== Your objective ==
Give back the full material, exactly as it reads.

== Information given ==
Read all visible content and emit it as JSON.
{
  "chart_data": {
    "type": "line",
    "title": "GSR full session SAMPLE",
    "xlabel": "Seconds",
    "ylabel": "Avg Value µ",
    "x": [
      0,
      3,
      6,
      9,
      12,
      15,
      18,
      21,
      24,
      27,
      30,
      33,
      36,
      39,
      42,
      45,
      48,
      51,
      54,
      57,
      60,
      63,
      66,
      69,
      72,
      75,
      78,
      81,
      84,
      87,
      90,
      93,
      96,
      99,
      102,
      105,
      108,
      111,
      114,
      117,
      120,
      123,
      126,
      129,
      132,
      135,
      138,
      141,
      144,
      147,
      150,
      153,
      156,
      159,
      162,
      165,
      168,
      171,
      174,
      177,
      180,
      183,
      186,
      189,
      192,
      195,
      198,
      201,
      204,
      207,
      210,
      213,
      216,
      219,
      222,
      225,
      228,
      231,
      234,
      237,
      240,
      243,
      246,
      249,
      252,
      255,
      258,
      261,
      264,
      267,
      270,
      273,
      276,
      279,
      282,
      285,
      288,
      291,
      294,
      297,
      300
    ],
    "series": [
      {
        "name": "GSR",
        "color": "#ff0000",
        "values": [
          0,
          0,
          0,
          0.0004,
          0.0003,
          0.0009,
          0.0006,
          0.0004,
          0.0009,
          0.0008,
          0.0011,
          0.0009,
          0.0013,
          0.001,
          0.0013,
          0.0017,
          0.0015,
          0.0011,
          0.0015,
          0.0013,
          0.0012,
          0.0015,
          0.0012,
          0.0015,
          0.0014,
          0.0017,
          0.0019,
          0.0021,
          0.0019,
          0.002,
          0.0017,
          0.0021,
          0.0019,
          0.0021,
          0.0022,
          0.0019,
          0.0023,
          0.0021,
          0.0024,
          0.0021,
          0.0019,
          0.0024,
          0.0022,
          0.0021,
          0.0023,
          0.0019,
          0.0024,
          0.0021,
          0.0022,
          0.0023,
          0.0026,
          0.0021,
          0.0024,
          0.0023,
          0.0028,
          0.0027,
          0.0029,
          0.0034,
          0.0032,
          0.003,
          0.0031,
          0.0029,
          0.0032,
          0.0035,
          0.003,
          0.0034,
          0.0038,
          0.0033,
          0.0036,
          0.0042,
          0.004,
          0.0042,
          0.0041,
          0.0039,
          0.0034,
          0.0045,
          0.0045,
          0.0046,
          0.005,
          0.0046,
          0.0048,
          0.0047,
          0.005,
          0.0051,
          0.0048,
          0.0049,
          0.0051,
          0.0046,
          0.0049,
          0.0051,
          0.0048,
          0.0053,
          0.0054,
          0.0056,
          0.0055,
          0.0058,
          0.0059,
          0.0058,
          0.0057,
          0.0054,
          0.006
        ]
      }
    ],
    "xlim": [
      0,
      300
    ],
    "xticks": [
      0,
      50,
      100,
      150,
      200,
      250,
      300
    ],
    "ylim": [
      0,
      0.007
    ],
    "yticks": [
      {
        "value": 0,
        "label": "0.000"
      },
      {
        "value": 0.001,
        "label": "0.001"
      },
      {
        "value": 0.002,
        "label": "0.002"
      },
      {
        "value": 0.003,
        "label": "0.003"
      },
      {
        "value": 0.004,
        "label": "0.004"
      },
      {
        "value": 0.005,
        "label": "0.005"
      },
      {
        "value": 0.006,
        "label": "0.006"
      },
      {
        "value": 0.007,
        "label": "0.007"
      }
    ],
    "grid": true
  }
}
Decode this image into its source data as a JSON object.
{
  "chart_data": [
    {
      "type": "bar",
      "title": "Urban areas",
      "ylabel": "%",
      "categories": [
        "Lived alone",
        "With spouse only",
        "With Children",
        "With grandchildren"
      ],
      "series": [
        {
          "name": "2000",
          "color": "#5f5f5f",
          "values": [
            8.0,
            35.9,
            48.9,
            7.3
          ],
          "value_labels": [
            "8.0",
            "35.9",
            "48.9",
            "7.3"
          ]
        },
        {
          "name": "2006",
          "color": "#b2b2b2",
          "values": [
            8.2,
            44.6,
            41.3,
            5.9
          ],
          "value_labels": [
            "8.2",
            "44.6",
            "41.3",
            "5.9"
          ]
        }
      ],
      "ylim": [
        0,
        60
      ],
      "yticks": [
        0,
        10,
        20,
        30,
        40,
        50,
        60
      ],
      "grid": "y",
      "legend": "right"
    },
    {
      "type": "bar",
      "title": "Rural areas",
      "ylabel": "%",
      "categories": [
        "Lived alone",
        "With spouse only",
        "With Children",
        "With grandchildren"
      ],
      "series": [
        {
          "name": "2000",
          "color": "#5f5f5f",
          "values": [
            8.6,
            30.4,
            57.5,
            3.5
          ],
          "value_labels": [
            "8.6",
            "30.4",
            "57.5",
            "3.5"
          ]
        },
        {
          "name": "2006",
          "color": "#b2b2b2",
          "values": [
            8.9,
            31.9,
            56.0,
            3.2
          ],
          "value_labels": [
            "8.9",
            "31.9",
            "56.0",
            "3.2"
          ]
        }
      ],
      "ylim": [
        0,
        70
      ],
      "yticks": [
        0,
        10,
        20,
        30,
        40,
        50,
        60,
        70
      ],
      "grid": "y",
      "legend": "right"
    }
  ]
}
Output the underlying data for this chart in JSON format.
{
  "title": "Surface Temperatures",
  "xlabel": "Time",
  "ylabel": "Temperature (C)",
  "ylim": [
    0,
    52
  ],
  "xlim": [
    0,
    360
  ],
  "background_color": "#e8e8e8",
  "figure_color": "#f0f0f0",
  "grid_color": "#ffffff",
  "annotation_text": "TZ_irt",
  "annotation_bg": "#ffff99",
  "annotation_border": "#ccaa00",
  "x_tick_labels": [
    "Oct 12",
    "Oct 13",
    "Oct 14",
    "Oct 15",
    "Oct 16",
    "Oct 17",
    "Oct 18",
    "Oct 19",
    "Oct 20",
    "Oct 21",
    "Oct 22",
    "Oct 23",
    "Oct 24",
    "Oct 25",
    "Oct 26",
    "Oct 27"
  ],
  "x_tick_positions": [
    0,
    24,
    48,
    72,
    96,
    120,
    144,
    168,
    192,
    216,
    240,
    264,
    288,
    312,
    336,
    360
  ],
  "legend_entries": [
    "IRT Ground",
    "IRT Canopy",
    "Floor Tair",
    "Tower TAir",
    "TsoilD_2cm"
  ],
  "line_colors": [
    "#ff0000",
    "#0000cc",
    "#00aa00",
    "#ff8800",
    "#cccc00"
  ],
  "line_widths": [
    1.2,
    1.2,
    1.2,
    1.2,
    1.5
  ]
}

== Solution below ==
Read all visible content and emit it as JSON.
{
  "chart_data": {
    "type": "line",
    "title": "GSR full session SAMPLE",
    "xlabel": "Seconds",
    "ylabel": "Avg Value µ",
    "x": [
      0,
      3,
      6,
      9,
      12,
      15,
      18,
      21,
      24,
      27,
      30,
      33,
      36,
      39,
      42,
      45,
      48,
      51,
      54,
      57,
      60,
      63,
      66,
      69,
      72,
      75,
      78,
      81,
      84,
      87,
      90,
      93,
      96,
      99,
      102,
      105,
      108,
      111,
      114,
      117,
      120,
      123,
      126,
      129,
      132,
      135,
      138,
      141,
      144,
      147,
      150,
      153,
      156,
      159,
      162,
      165,
      168,
      171,
      174,
      177,
      180,
      183,
      186,
      189,
      192,
      195,
      198,
      201,
      204,
      207,
      210,
      213,
      216,
      219,
      222,
      225,
      228,
      231,
      234,
      237,
      240,
      243,
      246,
      249,
      252,
      255,
      258,
      261,
      264,
      267,
      270,
      273,
      276,
      279,
      282,
      285,
      288,
      291,
      294,
      297,
      300
    ],
    "series": [
      {
        "name": "GSR",
        "color": "#ff0000",
        "values": [
          0,
          0,
          0,
          0.0004,
          0.0003,
          0.0009,
          0.0006,
          0.0004,
          0.0009,
          0.0008,
          0.0011,
          0.0009,
          0.0013,
          0.001,
          0.0013,
          0.0017,
          0.0015,
          0.0011,
          0.0015,
          0.0013,
          0.0012,
          0.0015,
          0.0012,
          0.0015,
          0.0014,
          0.0017,
          0.0019,
          0.0021,
          0.0019,
          0.002,
          0.0017,
          0.0021,
          0.0019,
          0.0021,
          0.0022,
          0.0019,
          0.0023,
          0.0021,
          0.0024,
          0.0021,
          0.0019,
          0.0024,
          0.0022,
          0.0021,
          0.0023,
          0.0019,
          0.0024,
          0.0021,
          0.0022,
          0.0023,
          0.0026,
          0.0021,
          0.0024,
          0.0023,
          0.0028,
          0.0027,
          0.0029,
          0.0034,
          0.0032,
          0.003,
          0.0031,
          0.0029,
          0.0032,
          0.0035,
          0.003,
          0.0034,
          0.0038,
          0.0033,
          0.0036,
          0.0042,
          0.004,
          0.0042,
          0.0041,
          0.0039,
          0.0034,
          0.0045,
          0.0045,
          0.0046,
          0.005,
          0.0046,
          0.0048,
          0.0047,
          0.005,
          0.0051,
          0.0048,
          0.0049,
          0.0051,
          0.0046,
          0.0049,
          0.0051,
          0.0048,
          0.0053,
          0.0054,
          0.0056,
          0.0055,
          0.0058,
          0.0059,
          0.0058,
          0.0057,
          0.0054,
          0.006
        ]
      }
    ],
    "xlim": [
      0,
      300
    ],
    "xticks": [
      0,
      50,
      100,
      150,
      200,
      250,
      300
    ],
    "ylim": [
      0,
      0.007
    ],
    "yticks": [
      {
        "value": 0,
        "label": "0.000"
      },
      {
        "value": 0.001,
        "label": "0.001"
      },
      {
        "value": 0.002,
        "label": "0.002"
      },
      {
        "value": 0.003,
        "label": "0.003"
      },
      {
        "value": 0.004,
        "label": "0.004"
      },
      {
        "value": 0.005,
        "label": "0.005"
      },
      {
        "value": 0.006,
        "label": "0.006"
      },
      {
        "value": 0.007,
        "label": "0.007"
      }
    ],
    "grid": true
  }
}
Decode this image into its source data as a JSON object.
{
  "chart_data": [
    {
      "type": "bar",
      "title": "Urban areas",
      "ylabel": "%",
      "categories": [
        "Lived alone",
        "With spouse only",
        "With Children",
        "With grandchildren"
      ],
      "series": [
        {
          "name": "2000",
          "color": "#5f5f5f",
          "values": [
            8.0,
            35.9,
            48.9,
            7.3
          ],
          "value_labels": [
            "8.0",
            "35.9",
            "48.9",
            "7.3"
          ]
        },
        {
          "name": "2006",
          "color": "#b2b2b2",
          "values": [
            8.2,
            44.6,
            41.3,
            5.9
          ],
          "value_labels": [
            "8.2",
            "44.6",
            "41.3",
            "5.9"
          ]
        }
      ],
      "ylim": [
        0,
        60
      ],
      "yticks": [
        0,
        10,
        20,
        30,
        40,
        50,
        60
      ],
      "grid": "y",
      "legend": "right"
    },
    {
      "type": "bar",
      "title": "Rural areas",
      "ylabel": "%",
      "categories": [
        "Lived alone",
        "With spouse only",
        "With Children",
        "With grandchildren"
      ],
      "series": [
        {
          "name": "2000",
          "color": "#5f5f5f",
          "values": [
            8.6,
            30.4,
            57.5,
            3.5
          ],
          "value_labels": [
            "8.6",
            "30.4",
            "57.5",
            "3.5"
          ]
        },
        {
          "name": "2006",
          "color": "#b2b2b2",
          "values": [
            8.9,
            31.9,
            56.0,
            3.2
          ],
          "value_labels": [
            "8.9",
            "31.9",
            "56.0",
            "3.2"
          ]
        }
      ],
      "ylim": [
        0,
        70
      ],
      "yticks": [
        0,
        10,
        20,
        30,
        40,
        50,
        60,
        70
      ],
      "grid": "y",
      "legend": "right"
    }
  ]
}
Output the underlying data for this chart in JSON format.
{
  "title": "Surface Temperatures",
  "xlabel": "Time",
  "ylabel": "Temperature (C)",
  "ylim": [
    0,
    52
  ],
  "xlim": [
    0,
    360
  ],
  "background_color": "#e8e8e8",
  "figure_color": "#f0f0f0",
  "grid_color": "#ffffff",
  "annotation_text": "TZ_irt",
  "annotation_bg": "#ffff99",
  "annotation_border": "#ccaa00",
  "x_tick_labels": [
    "Oct 12",
    "Oct 13",
    "Oct 14",
    "Oct 15",
    "Oct 16",
    "Oct 17",
    "Oct 18",
    "Oct 19",
    "Oct 20",
    "Oct 21",
    "Oct 22",
    "Oct 23",
    "Oct 24",
    "Oct 25",
    "Oct 26",
    "Oct 27"
  ],
  "x_tick_positions": [
    0,
    24,
    48,
    72,
    96,
    120,
    144,
    168,
    192,
    216,
    240,
    264,
    288,
    312,
    336,
    360
  ],
  "legend_entries": [
    "IRT Ground",
    "IRT Canopy",
    "Floor Tair",
    "Tower TAir",
    "TsoilD_2cm"
  ],
  "line_colors": [
    "#ff0000",
    "#0000cc",
    "#00aa00",
    "#ff8800",
    "#cccc00"
  ],
  "line_widths": [
    1.2,
    1.2,
    1.2,
    1.2,
    1.5
  ]
}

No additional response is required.